** BEGIN Supplied records **
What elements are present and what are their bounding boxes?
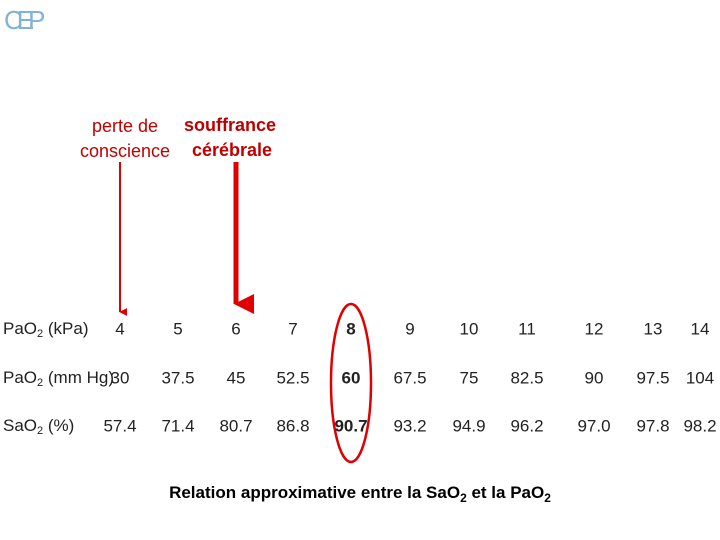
table-cell: 80.7 (219, 416, 252, 435)
annotation-line: cérébrale (192, 140, 272, 160)
table-cell: 90 (585, 368, 604, 387)
row-label-subscript: 2 (37, 377, 43, 389)
table-cell: 71.4 (161, 416, 194, 435)
caption-text: et la PaO (467, 483, 544, 502)
table-cell: 9 (405, 319, 414, 338)
row-label-text: SaO (3, 416, 37, 435)
caption-subscript: 2 (460, 491, 467, 505)
table-cell: 13 (644, 319, 663, 338)
table-cell: 12 (585, 319, 604, 338)
row-label-text: PaO (3, 368, 37, 387)
table-cell: 97.0 (577, 416, 610, 435)
table-cell: 94.9 (452, 416, 485, 435)
table-cell: 52.5 (276, 368, 309, 387)
table-cell: 37.5 (161, 368, 194, 387)
table-cell: 86.8 (276, 416, 309, 435)
table-cell: 6 (231, 319, 240, 338)
row-label: SaO2 (%) (3, 416, 74, 436)
table-cell: 97.8 (636, 416, 669, 435)
table-cell: 11 (518, 319, 536, 338)
table-cell: 45 (227, 368, 246, 387)
table-cell: 98.2 (683, 416, 716, 435)
table-cell: 14 (691, 319, 710, 338)
highlight-ellipse (329, 302, 373, 464)
table-cell: 75 (460, 368, 479, 387)
table-cell: 5 (173, 319, 182, 338)
row-label-subscript: 2 (37, 328, 43, 340)
table-cell: 93.2 (393, 416, 426, 435)
table-cell: 10 (460, 319, 479, 338)
table-cell: 7 (288, 319, 297, 338)
table-cell: 8 (346, 319, 355, 338)
table-cell: 82.5 (510, 368, 543, 387)
row-label-text: (%) (43, 416, 74, 435)
annotation-line: perte de (92, 116, 158, 136)
table-cell: 67.5 (393, 368, 426, 387)
table-cell: 60 (342, 368, 361, 387)
logo: CEP (4, 5, 44, 35)
row-label: PaO2 (mm Hg) (3, 368, 114, 388)
annotation-line: conscience (80, 141, 170, 161)
row-label-text: (mm Hg) (43, 368, 114, 387)
row-label-text: (kPa) (43, 319, 88, 338)
table-cell: 30 (111, 368, 130, 387)
table-cell: 4 (115, 319, 124, 338)
caption-subscript: 2 (544, 491, 551, 505)
row-label: PaO2 (kPa) (3, 319, 89, 339)
table-cell: 57.4 (103, 416, 136, 435)
row-label-subscript: 2 (37, 425, 43, 437)
row-label-text: PaO (3, 319, 37, 338)
table-cell: 104 (686, 368, 714, 387)
caption: Relation approximative entre la SaO2 et … (169, 483, 551, 505)
table-cell: 96.2 (510, 416, 543, 435)
caption-text: Relation approximative entre la SaO (169, 483, 460, 502)
annotation-line: souffrance (184, 115, 276, 135)
table-cell: 97.5 (636, 368, 669, 387)
table-cell: 90.7 (334, 416, 367, 435)
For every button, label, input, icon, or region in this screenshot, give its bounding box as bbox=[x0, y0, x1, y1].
** END Supplied records **
→ **What you need to do**
Update the lines above by replacing "elements" with "items" and leaving everything else unchanged. Omit the pictures from your answer.

→ **Problem solution**
What items are present and what are their bounding boxes?
table-cell: 80.7 (219, 416, 252, 435)
annotation-line: cérébrale (192, 140, 272, 160)
table-cell: 90 (585, 368, 604, 387)
row-label-subscript: 2 (37, 377, 43, 389)
table-cell: 71.4 (161, 416, 194, 435)
caption-text: et la PaO (467, 483, 544, 502)
table-cell: 9 (405, 319, 414, 338)
row-label-text: SaO (3, 416, 37, 435)
caption-subscript: 2 (460, 491, 467, 505)
table-cell: 13 (644, 319, 663, 338)
table-cell: 12 (585, 319, 604, 338)
row-label-text: PaO (3, 368, 37, 387)
table-cell: 97.0 (577, 416, 610, 435)
table-cell: 94.9 (452, 416, 485, 435)
table-cell: 52.5 (276, 368, 309, 387)
table-cell: 37.5 (161, 368, 194, 387)
table-cell: 86.8 (276, 416, 309, 435)
table-cell: 6 (231, 319, 240, 338)
row-label: SaO2 (%) (3, 416, 74, 436)
table-cell: 97.8 (636, 416, 669, 435)
table-cell: 11 (518, 319, 536, 338)
table-cell: 45 (227, 368, 246, 387)
table-cell: 98.2 (683, 416, 716, 435)
table-cell: 14 (691, 319, 710, 338)
highlight-ellipse (329, 302, 373, 464)
table-cell: 75 (460, 368, 479, 387)
table-cell: 5 (173, 319, 182, 338)
row-label-subscript: 2 (37, 328, 43, 340)
table-cell: 93.2 (393, 416, 426, 435)
table-cell: 10 (460, 319, 479, 338)
table-cell: 7 (288, 319, 297, 338)
table-cell: 8 (346, 319, 355, 338)
table-cell: 82.5 (510, 368, 543, 387)
row-label-text: (%) (43, 416, 74, 435)
annotation-line: perte de (92, 116, 158, 136)
table-cell: 67.5 (393, 368, 426, 387)
table-cell: 60 (342, 368, 361, 387)
logo: CEP (4, 5, 44, 35)
row-label: PaO2 (mm Hg) (3, 368, 114, 388)
annotation-line: conscience (80, 141, 170, 161)
row-label-text: (mm Hg) (43, 368, 114, 387)
row-label-text: (kPa) (43, 319, 88, 338)
table-cell: 30 (111, 368, 130, 387)
table-cell: 4 (115, 319, 124, 338)
caption-subscript: 2 (544, 491, 551, 505)
row-label: PaO2 (kPa) (3, 319, 89, 339)
table-cell: 57.4 (103, 416, 136, 435)
row-label-subscript: 2 (37, 425, 43, 437)
row-label-text: PaO (3, 319, 37, 338)
table-cell: 104 (686, 368, 714, 387)
caption: Relation approximative entre la SaO2 et … (169, 483, 551, 505)
table-cell: 96.2 (510, 416, 543, 435)
caption-text: Relation approximative entre la SaO (169, 483, 460, 502)
annotation-line: souffrance (184, 115, 276, 135)
table-cell: 97.5 (636, 368, 669, 387)
table-cell: 90.7 (334, 416, 367, 435)
For every button, label, input, icon, or region in this screenshot, give its bounding box as bbox=[x0, y0, x1, y1].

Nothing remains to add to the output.